*Required task*.
Write out the listing exactly as it is given.

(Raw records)
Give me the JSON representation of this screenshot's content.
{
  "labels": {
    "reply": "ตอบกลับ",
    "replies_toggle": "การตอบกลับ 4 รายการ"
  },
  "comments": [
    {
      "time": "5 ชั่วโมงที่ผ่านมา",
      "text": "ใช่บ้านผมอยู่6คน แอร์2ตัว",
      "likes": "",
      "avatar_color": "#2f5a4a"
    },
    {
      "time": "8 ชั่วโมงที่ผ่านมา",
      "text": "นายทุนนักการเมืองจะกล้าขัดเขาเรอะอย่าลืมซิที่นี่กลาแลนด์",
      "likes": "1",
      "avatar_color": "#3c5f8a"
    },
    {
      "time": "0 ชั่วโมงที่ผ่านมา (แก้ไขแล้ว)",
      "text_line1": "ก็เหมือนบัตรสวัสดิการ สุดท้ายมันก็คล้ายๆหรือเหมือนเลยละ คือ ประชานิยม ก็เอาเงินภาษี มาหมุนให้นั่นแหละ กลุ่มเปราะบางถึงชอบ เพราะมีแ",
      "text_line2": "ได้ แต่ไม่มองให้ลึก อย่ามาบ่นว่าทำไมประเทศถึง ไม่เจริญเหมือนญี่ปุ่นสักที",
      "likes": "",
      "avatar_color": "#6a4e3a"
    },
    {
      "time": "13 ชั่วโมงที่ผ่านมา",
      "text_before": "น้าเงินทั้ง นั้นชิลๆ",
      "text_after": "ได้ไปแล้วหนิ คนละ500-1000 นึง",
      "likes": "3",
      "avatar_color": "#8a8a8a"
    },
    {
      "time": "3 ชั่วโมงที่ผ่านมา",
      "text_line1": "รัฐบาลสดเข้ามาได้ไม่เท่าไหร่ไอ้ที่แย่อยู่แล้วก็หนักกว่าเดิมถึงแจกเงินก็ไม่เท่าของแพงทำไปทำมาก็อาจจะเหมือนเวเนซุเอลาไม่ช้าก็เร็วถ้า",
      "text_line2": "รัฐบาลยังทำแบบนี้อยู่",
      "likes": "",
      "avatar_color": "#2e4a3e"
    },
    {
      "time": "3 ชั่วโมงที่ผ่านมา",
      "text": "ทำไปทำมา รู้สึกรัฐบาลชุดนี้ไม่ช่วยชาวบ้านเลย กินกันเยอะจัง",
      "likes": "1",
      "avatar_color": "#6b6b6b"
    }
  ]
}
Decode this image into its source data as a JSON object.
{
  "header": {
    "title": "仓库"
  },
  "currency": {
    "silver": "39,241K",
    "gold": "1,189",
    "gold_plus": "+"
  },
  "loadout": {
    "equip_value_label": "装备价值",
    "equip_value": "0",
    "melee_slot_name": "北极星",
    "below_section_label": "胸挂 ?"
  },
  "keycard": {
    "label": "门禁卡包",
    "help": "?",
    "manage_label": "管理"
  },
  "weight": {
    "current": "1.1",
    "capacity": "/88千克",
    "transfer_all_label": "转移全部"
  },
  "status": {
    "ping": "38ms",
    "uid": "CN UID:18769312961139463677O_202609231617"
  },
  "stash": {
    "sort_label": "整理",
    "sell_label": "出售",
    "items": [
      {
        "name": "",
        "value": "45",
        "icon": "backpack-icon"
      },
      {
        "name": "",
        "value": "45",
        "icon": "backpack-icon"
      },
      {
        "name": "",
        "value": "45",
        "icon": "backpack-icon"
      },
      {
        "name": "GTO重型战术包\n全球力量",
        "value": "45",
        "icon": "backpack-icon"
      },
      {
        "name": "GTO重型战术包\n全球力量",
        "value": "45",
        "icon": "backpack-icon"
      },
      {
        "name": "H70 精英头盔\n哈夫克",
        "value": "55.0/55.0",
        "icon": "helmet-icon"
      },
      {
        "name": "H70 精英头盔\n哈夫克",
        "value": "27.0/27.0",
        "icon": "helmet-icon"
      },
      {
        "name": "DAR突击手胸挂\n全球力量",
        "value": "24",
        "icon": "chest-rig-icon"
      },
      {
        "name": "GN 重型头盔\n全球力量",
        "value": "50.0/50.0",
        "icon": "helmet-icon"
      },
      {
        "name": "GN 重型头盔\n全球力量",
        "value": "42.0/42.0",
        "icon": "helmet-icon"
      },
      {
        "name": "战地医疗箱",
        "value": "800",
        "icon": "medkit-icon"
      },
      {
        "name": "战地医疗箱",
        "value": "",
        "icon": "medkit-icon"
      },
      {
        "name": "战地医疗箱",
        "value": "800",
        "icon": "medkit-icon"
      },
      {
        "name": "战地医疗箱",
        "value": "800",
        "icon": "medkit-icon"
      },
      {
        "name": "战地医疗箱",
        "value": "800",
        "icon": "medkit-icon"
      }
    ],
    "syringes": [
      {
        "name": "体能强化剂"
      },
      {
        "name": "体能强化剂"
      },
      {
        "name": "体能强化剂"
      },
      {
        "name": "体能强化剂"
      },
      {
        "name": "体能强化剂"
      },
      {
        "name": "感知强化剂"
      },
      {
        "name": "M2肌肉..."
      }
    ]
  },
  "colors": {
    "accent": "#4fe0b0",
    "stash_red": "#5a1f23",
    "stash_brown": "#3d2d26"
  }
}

*Output of the task*.
Give me the JSON representation of this screenshot's content.
{
  "labels": {
    "reply": "ตอบกลับ",
    "replies_toggle": "การตอบกลับ 4 รายการ"
  },
  "comments": [
    {
      "time": "5 ชั่วโมงที่ผ่านมา",
      "text": "ใช่บ้านผมอยู่6คน แอร์2ตัว",
      "likes": "",
      "avatar_color": "#2f5a4a"
    },
    {
      "time": "8 ชั่วโมงที่ผ่านมา",
      "text": "นายทุนนักการเมืองจะกล้าขัดเขาเรอะอย่าลืมซิที่นี่กลาแลนด์",
      "likes": "1",
      "avatar_color": "#3c5f8a"
    },
    {
      "time": "0 ชั่วโมงที่ผ่านมา (แก้ไขแล้ว)",
      "text_line1": "ก็เหมือนบัตรสวัสดิการ สุดท้ายมันก็คล้ายๆหรือเหมือนเลยละ คือ ประชานิยม ก็เอาเงินภาษี มาหมุนให้นั่นแหละ กลุ่มเปราะบางถึงชอบ เพราะมีแ",
      "text_line2": "ได้ แต่ไม่มองให้ลึก อย่ามาบ่นว่าทำไมประเทศถึง ไม่เจริญเหมือนญี่ปุ่นสักที",
      "likes": "",
      "avatar_color": "#6a4e3a"
    },
    {
      "time": "13 ชั่วโมงที่ผ่านมา",
      "text_before": "น้าเงินทั้ง นั้นชิลๆ",
      "text_after": "ได้ไปแล้วหนิ คนละ500-1000 นึง",
      "likes": "3",
      "avatar_color": "#8a8a8a"
    },
    {
      "time": "3 ชั่วโมงที่ผ่านมา",
      "text_line1": "รัฐบาลสดเข้ามาได้ไม่เท่าไหร่ไอ้ที่แย่อยู่แล้วก็หนักกว่าเดิมถึงแจกเงินก็ไม่เท่าของแพงทำไปทำมาก็อาจจะเหมือนเวเนซุเอลาไม่ช้าก็เร็วถ้า",
      "text_line2": "รัฐบาลยังทำแบบนี้อยู่",
      "likes": "",
      "avatar_color": "#2e4a3e"
    },
    {
      "time": "3 ชั่วโมงที่ผ่านมา",
      "text": "ทำไปทำมา รู้สึกรัฐบาลชุดนี้ไม่ช่วยชาวบ้านเลย กินกันเยอะจัง",
      "likes": "1",
      "avatar_color": "#6b6b6b"
    }
  ]
}
Decode this image into its source data as a JSON object.
{
  "header": {
    "title": "仓库"
  },
  "currency": {
    "silver": "39,241K",
    "gold": "1,189",
    "gold_plus": "+"
  },
  "loadout": {
    "equip_value_label": "装备价值",
    "equip_value": "0",
    "melee_slot_name": "北极星",
    "below_section_label": "胸挂 ?"
  },
  "keycard": {
    "label": "门禁卡包",
    "help": "?",
    "manage_label": "管理"
  },
  "weight": {
    "current": "1.1",
    "capacity": "/88千克",
    "transfer_all_label": "转移全部"
  },
  "status": {
    "ping": "38ms",
    "uid": "CN UID:18769312961139463677O_202609231617"
  },
  "stash": {
    "sort_label": "整理",
    "sell_label": "出售",
    "items": [
      {
        "name": "",
        "value": "45",
        "icon": "backpack-icon"
      },
      {
        "name": "",
        "value": "45",
        "icon": "backpack-icon"
      },
      {
        "name": "",
        "value": "45",
        "icon": "backpack-icon"
      },
      {
        "name": "GTO重型战术包\n全球力量",
        "value": "45",
        "icon": "backpack-icon"
      },
      {
        "name": "GTO重型战术包\n全球力量",
        "value": "45",
        "icon": "backpack-icon"
      },
      {
        "name": "H70 精英头盔\n哈夫克",
        "value": "55.0/55.0",
        "icon": "helmet-icon"
      },
      {
        "name": "H70 精英头盔\n哈夫克",
        "value": "27.0/27.0",
        "icon": "helmet-icon"
      },
      {
        "name": "DAR突击手胸挂\n全球力量",
        "value": "24",
        "icon": "chest-rig-icon"
      },
      {
        "name": "GN 重型头盔\n全球力量",
        "value": "50.0/50.0",
        "icon": "helmet-icon"
      },
      {
        "name": "GN 重型头盔\n全球力量",
        "value": "42.0/42.0",
        "icon": "helmet-icon"
      },
      {
        "name": "战地医疗箱",
        "value": "800",
        "icon": "medkit-icon"
      },
      {
        "name": "战地医疗箱",
        "value": "",
        "icon": "medkit-icon"
      },
      {
        "name": "战地医疗箱",
        "value": "800",
        "icon": "medkit-icon"
      },
      {
        "name": "战地医疗箱",
        "value": "800",
        "icon": "medkit-icon"
      },
      {
        "name": "战地医疗箱",
        "value": "800",
        "icon": "medkit-icon"
      }
    ],
    "syringes": [
      {
        "name": "体能强化剂"
      },
      {
        "name": "体能强化剂"
      },
      {
        "name": "体能强化剂"
      },
      {
        "name": "体能强化剂"
      },
      {
        "name": "体能强化剂"
      },
      {
        "name": "感知强化剂"
      },
      {
        "name": "M2肌肉..."
      }
    ]
  },
  "colors": {
    "accent": "#4fe0b0",
    "stash_red": "#5a1f23",
    "stash_brown": "#3d2d26"
  }
}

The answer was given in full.